§ **Zitierter Text**:
* * * *
Eulenfisch - Limburger Magazin für Religion und Bildung

Pierre Claverie: An der Nahtstelle zweier Welten. Muslime und Christen im Dialog

Mit einiger Ehrfurcht nimmt man diese Auswahl von Texten des 2018 seliggesprochenen Dominikaners Pierre Claverie über den Dialog zwischen Muslimen und Christen zur Hand, denn um den Preis seines eigenen Lebens hat sich Claverie im nachkolonialen Algerien in einer von Gewalt gegen Christen geprägten Zeit für ein friedliches Zusammenleben der Religionsgruppen eingesetzt. Als Bischof von Oran wollte er mit unbedingtem Willen zum Dialog auch angesichts des zunehmenden Terrors nicht resignieren und seine ihm anvertraute Herde der noch im Land verbliebenen Christen nicht verlassen. Doch der Hass sparte ihn nicht aus und so fiel er am 1. August 1996 zusammen mit dem erst 21-jährigen Mohamed Bouchikhi, der als Moslem ehrenamtlich für ihn arbeitete, einem Bombenanschlag zum Opfer.
* * * *
[Element- und Regionsdaten]
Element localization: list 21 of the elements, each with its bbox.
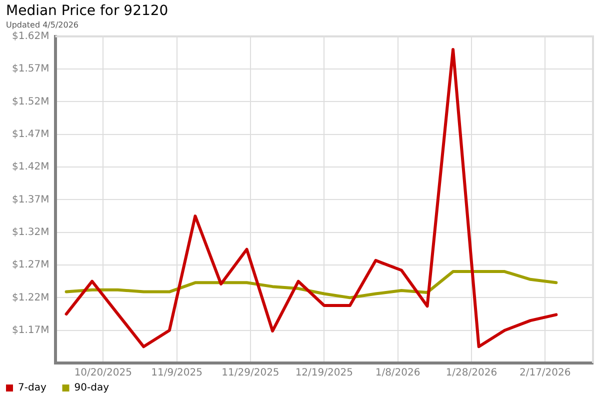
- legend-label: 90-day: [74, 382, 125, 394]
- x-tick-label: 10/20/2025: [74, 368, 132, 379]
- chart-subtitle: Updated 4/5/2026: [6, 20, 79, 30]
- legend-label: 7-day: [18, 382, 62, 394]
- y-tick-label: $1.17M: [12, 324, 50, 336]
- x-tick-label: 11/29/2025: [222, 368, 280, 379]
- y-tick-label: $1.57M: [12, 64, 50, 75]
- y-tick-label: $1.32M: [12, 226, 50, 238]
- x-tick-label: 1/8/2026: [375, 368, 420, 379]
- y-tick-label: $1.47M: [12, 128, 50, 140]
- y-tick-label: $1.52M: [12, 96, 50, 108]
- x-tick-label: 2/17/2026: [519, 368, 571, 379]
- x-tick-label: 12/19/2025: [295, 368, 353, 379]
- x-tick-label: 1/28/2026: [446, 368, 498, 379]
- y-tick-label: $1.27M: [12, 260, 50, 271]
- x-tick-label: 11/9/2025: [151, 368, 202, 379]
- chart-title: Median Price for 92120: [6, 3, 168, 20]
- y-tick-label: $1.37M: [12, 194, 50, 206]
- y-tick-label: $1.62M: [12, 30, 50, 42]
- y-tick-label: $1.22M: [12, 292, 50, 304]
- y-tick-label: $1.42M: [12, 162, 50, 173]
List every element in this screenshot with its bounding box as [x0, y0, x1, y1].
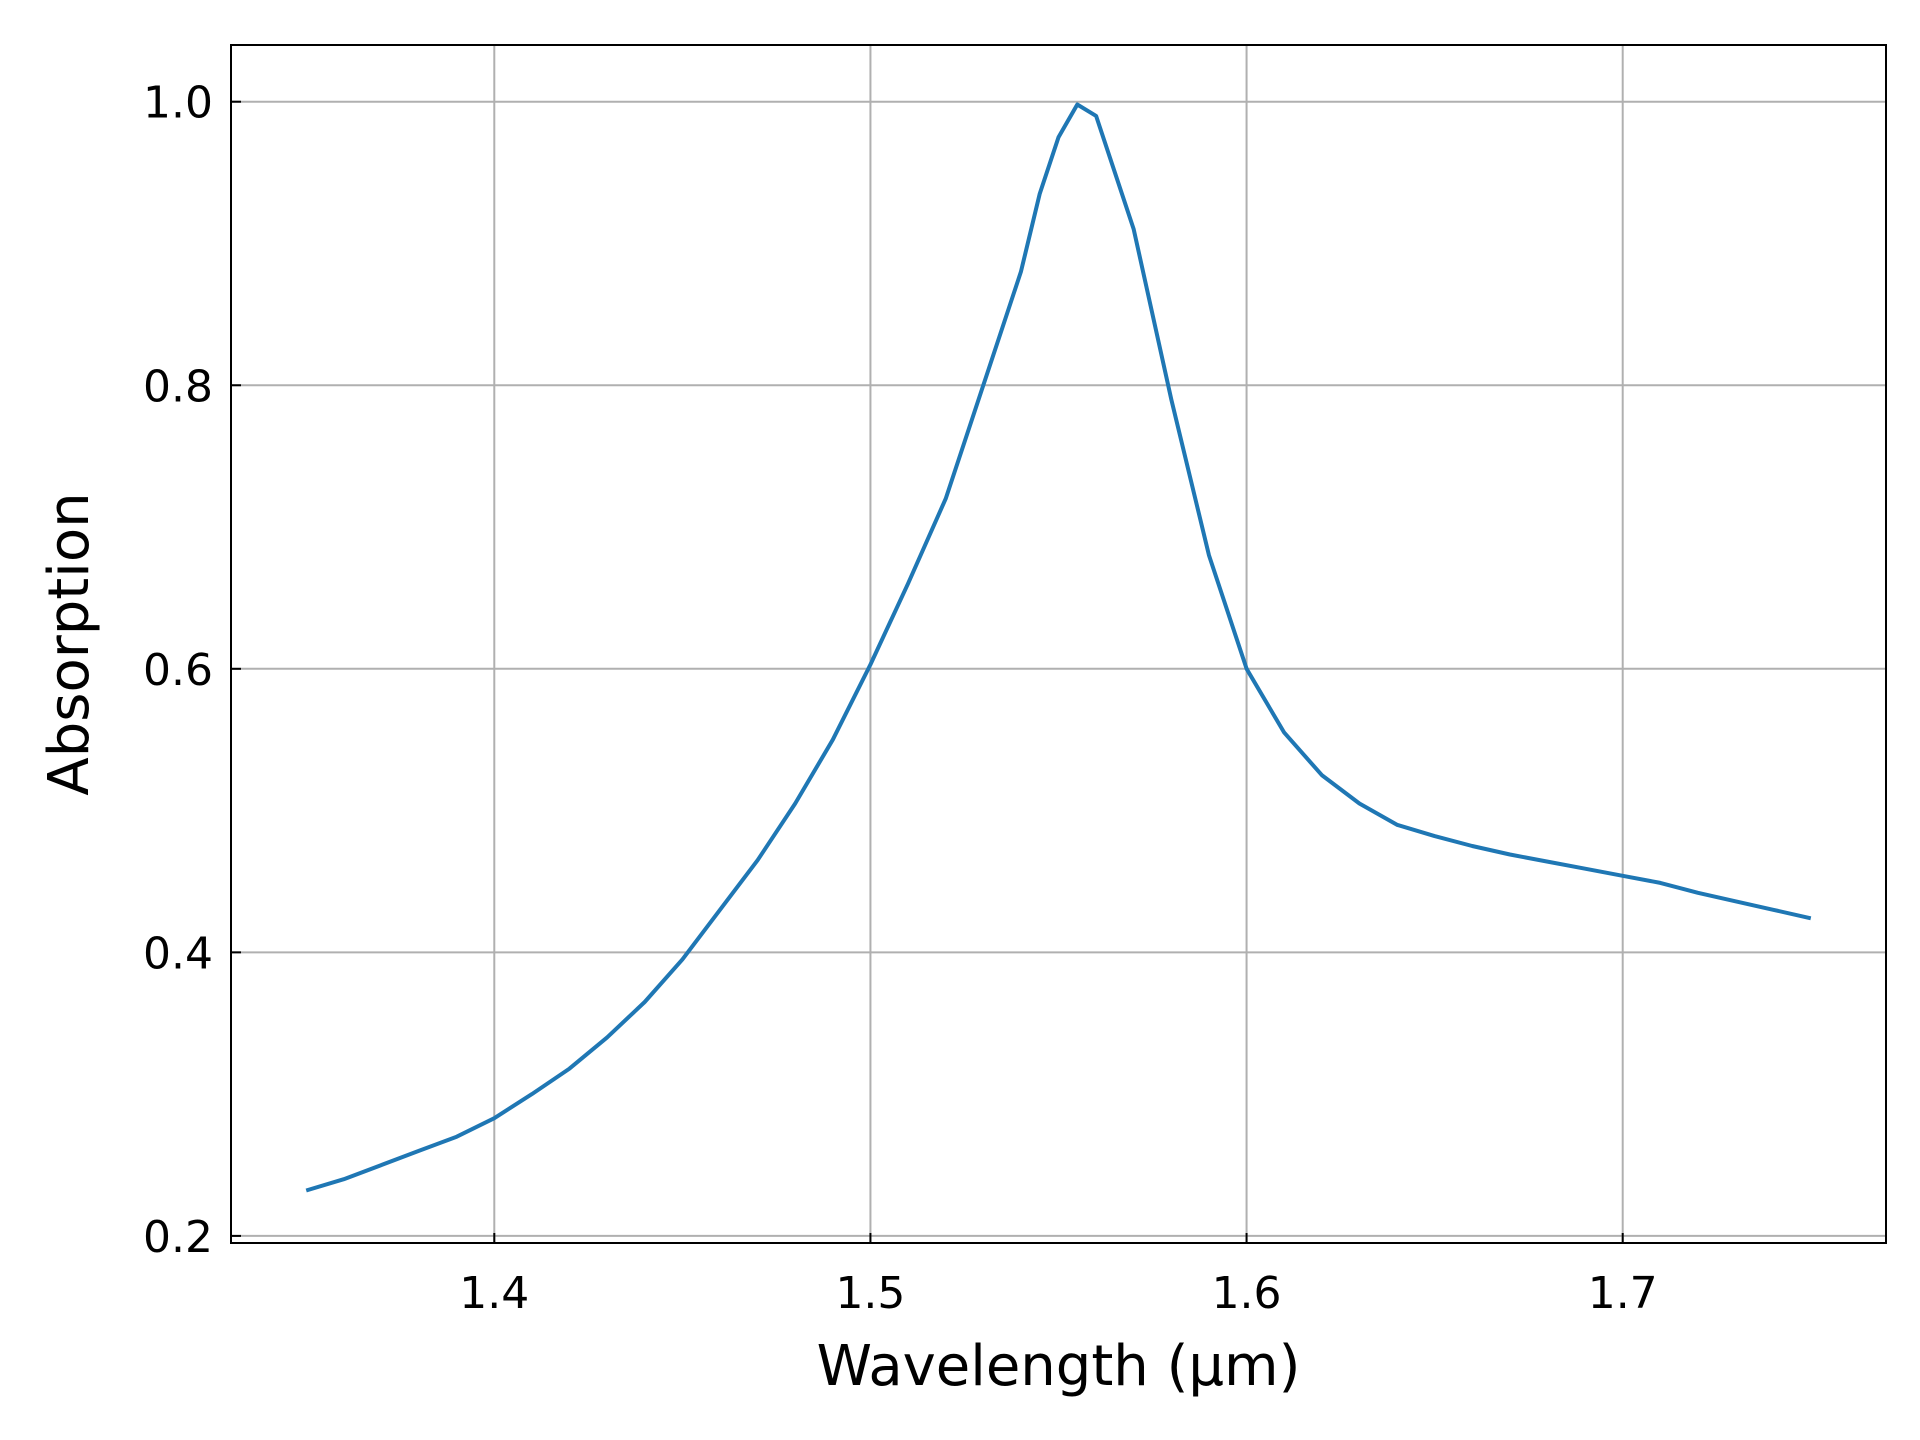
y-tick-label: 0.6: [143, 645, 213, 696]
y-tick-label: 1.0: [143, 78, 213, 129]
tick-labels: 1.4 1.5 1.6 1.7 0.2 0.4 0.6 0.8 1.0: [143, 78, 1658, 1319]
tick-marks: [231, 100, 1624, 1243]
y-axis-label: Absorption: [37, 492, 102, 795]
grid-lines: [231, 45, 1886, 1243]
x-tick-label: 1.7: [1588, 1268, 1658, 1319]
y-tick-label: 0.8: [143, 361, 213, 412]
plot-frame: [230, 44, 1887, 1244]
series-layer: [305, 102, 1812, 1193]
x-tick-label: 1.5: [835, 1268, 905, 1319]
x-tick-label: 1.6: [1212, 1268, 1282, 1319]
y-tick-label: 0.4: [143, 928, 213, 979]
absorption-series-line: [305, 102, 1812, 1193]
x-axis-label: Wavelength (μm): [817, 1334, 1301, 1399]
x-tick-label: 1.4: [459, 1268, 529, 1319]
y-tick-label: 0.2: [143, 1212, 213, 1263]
* * * *
§ **Deine Aufgaben**:
(a) Wer kam laut dem Text über Pierre Claverie zusammen mit ihm bei dem Bombenanschlag ums Leben?
(b) Gib aus dem Text über Pierre Claverie die Passage von „Mit einiger Ehrfurcht“ bis einschließlich „Bombenanschlag zum Opfer.“ unverändert aus.
Die Datensätze spielen hierbei keine Rolle.

§ **Antworten**:
(a) Der 21-jährige Mohamed Bouchikhi, ein Moslem, der ehrenamtlich für ihn arbeitete.

(b)
Mit einiger Ehrfurcht nimmt man diese Auswahl von Texten des 2018 seliggesprochenen Dominikaners Pierre Claverie über den Dialog zwischen Muslimen und Christen zur Hand, denn um den Preis seines eigenen Lebens hat sich Claverie im nachkolonialen Algerien in einer von Gewalt gegen Christen geprägten Zeit für ein friedliches Zusammenleben der Religionsgruppen eingesetzt. Als Bischof von Oran wollte er mit unbedingtem Willen zum Dialog auch angesichts des zunehmenden Terrors nicht resignieren und seine ihm anvertraute Herde der noch im Land verbliebenen Christen nicht verlassen. Doch der Hass sparte ihn nicht aus und so fiel er am 1. August 1996 zusammen mit dem erst 21-jährigen Mohamed Bouchikhi, der als Moslem ehrenamtlich für ihn arbeitete, einem Bombenanschlag zum Opfer.